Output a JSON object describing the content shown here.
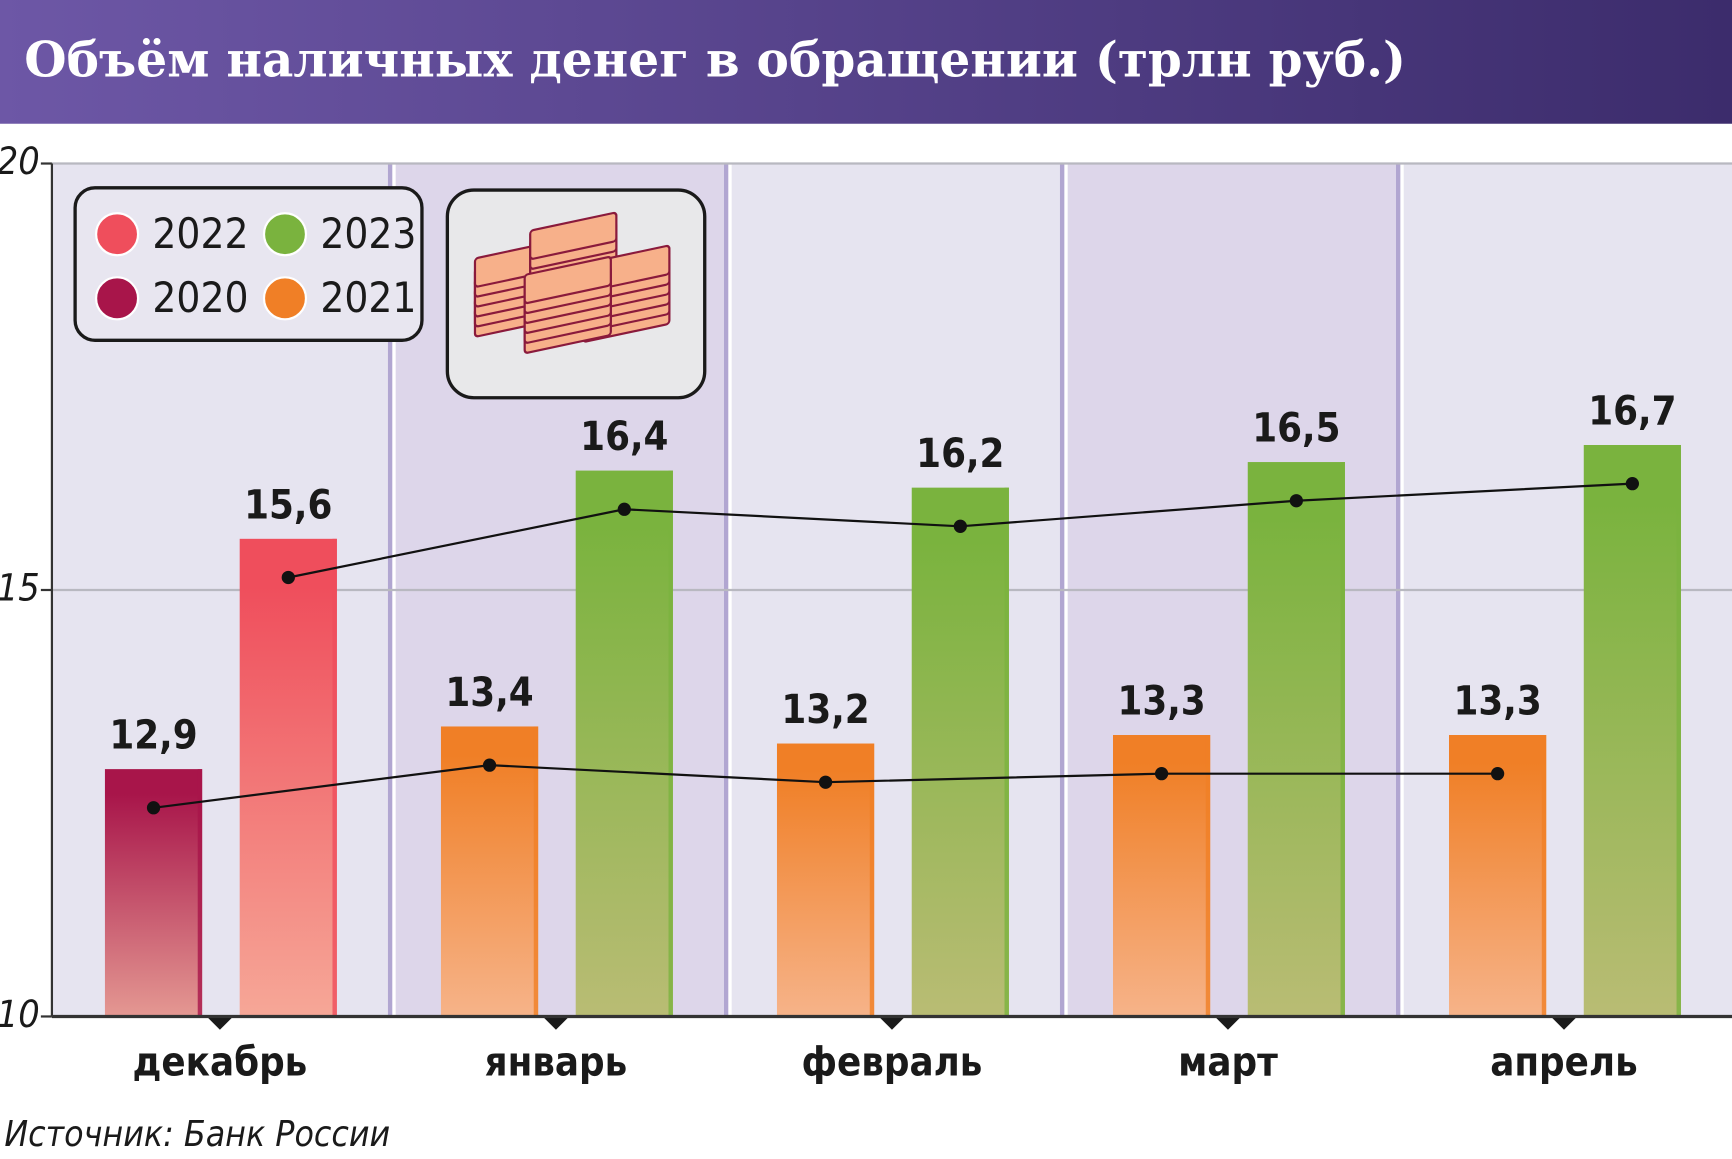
{
  "chart_data": {
    "type": "bar",
    "title": "Объём наличных денег в обращении (трлн руб.)",
    "source": "Источник: Банк России",
    "categories": [
      "декабрь",
      "январь",
      "февраль",
      "март",
      "апрель"
    ],
    "series": [
      {
        "name": "2020",
        "color": "#a8154a",
        "values": [
          12.9,
          null,
          null,
          null,
          null
        ],
        "value_labels": [
          "12,9",
          null,
          null,
          null,
          null
        ]
      },
      {
        "name": "2021",
        "color": "#f07f26",
        "values": [
          null,
          13.4,
          13.2,
          13.3,
          13.3
        ],
        "value_labels": [
          null,
          "13,4",
          "13,2",
          "13,3",
          "13,3"
        ]
      },
      {
        "name": "2022",
        "color": "#ef4e5c",
        "values": [
          15.6,
          null,
          null,
          null,
          null
        ],
        "value_labels": [
          "15,6",
          null,
          null,
          null,
          null
        ]
      },
      {
        "name": "2023",
        "color": "#7ab33e",
        "values": [
          null,
          16.4,
          16.2,
          16.5,
          16.7
        ],
        "value_labels": [
          null,
          "16,4",
          "16,2",
          "16,5",
          "16,7"
        ]
      }
    ],
    "ylim": [
      10,
      20
    ],
    "yticks": [
      10,
      15,
      20
    ],
    "grid": true
  }
}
^^^^^^^^^^^^^^^^
What this task involves:
Extract all lines from the data in which "color" is found.

Output of the exercise:
        "color": "#a8154a",
        "color": "#f07f26",
        "color": "#ef4e5c",
        "color": "#7ab33e",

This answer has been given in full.